··· Given information ···

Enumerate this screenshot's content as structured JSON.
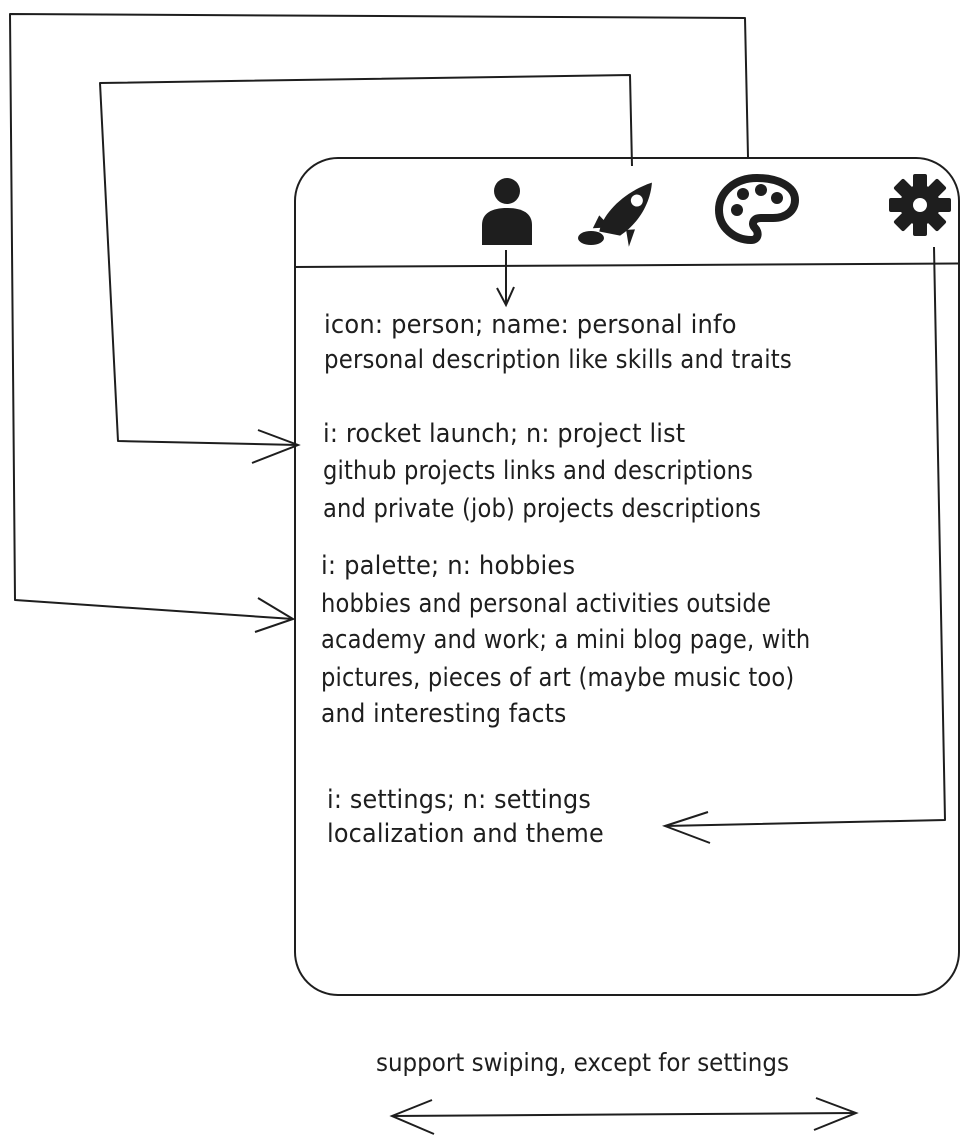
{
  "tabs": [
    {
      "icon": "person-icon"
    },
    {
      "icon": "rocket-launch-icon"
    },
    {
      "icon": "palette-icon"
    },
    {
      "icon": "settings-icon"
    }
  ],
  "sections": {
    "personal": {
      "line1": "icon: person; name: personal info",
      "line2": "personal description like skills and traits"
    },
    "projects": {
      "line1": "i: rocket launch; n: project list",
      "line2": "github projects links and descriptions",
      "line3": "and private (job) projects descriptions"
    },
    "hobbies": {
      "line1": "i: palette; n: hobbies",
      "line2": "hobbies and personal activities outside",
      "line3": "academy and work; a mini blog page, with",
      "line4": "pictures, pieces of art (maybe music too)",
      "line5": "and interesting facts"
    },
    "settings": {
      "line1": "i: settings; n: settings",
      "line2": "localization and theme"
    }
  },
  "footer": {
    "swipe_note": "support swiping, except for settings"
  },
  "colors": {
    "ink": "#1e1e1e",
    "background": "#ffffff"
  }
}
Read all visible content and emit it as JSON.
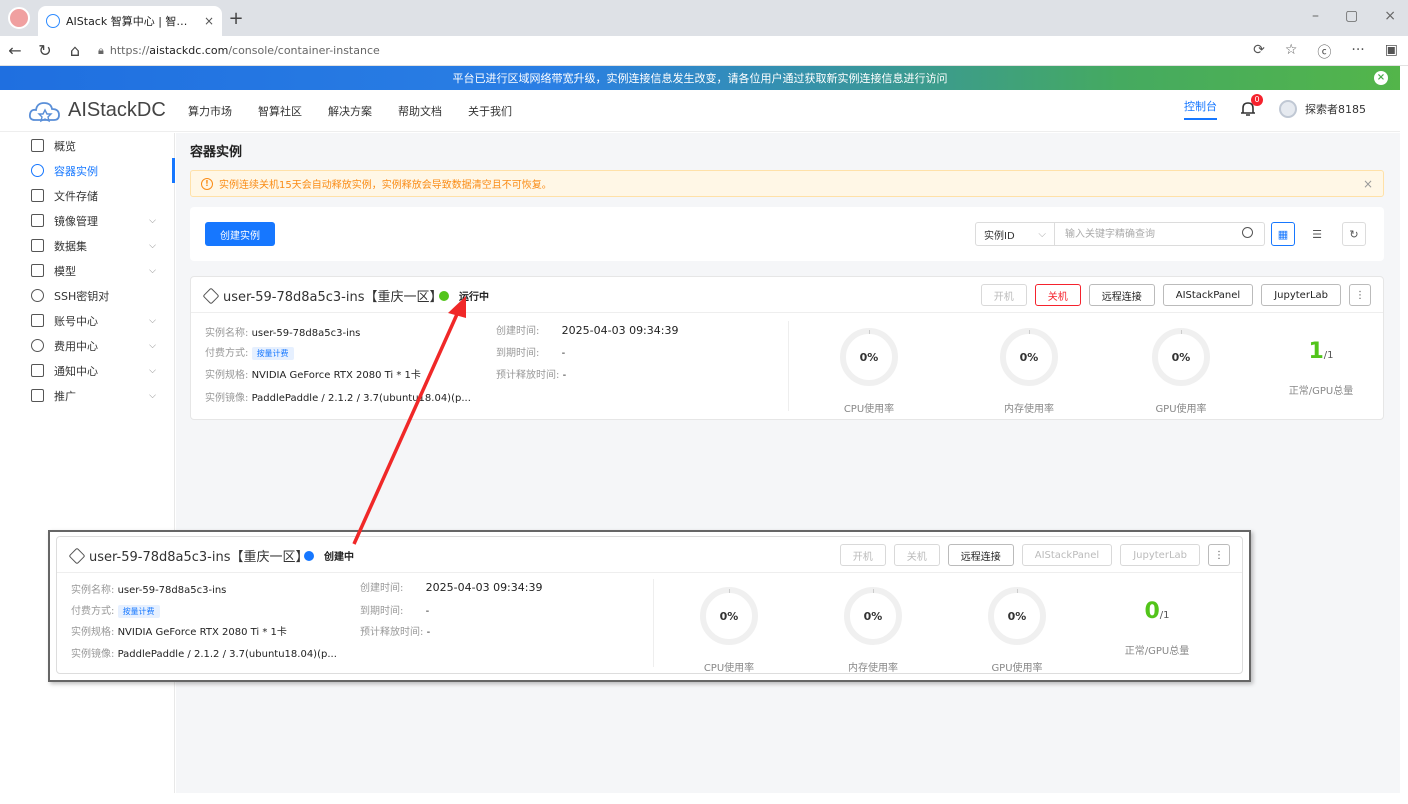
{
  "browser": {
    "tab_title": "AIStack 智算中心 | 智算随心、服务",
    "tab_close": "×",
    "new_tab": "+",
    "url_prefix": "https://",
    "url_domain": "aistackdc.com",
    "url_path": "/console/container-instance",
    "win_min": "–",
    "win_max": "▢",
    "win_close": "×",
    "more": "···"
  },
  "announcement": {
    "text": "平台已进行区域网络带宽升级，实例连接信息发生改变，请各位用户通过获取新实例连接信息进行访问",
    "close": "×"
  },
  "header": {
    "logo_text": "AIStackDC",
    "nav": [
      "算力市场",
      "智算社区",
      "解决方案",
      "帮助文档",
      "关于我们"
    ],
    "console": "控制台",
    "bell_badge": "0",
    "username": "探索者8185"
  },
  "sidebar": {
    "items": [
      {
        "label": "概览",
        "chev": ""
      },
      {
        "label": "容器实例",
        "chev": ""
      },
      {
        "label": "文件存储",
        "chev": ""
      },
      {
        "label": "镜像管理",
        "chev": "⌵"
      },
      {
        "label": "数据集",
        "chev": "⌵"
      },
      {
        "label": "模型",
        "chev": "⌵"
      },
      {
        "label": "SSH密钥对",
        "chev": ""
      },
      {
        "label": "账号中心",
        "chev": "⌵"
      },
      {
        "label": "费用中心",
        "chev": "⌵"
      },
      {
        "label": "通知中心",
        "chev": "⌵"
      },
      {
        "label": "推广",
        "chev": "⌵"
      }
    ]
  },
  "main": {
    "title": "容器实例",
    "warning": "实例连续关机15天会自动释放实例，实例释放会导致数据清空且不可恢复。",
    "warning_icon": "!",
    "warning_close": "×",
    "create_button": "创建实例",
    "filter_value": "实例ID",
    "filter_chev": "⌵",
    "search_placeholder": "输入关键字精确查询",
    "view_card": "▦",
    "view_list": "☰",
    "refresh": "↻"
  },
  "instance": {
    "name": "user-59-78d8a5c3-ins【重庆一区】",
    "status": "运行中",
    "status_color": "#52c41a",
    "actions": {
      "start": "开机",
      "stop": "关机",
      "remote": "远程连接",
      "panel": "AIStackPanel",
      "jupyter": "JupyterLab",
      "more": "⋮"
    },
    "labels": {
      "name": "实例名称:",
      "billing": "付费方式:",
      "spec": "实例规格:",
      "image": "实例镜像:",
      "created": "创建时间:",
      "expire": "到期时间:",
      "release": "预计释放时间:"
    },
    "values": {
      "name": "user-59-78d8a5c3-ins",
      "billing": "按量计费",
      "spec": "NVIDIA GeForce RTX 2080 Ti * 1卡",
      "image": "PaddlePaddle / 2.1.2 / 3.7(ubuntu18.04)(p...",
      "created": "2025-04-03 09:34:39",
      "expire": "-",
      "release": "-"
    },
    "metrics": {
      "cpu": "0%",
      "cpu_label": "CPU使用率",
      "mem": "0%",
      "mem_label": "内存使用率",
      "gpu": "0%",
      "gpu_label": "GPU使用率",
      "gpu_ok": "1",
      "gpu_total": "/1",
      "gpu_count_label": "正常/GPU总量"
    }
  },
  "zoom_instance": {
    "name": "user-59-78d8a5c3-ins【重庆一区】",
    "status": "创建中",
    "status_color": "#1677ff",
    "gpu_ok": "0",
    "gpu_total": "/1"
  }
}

···

From the entries above, copy every line where the word "projects" shows up.

    "projects": {
      "line2": "github projects links and descriptions",
      "line3": "and private (job) projects descriptions"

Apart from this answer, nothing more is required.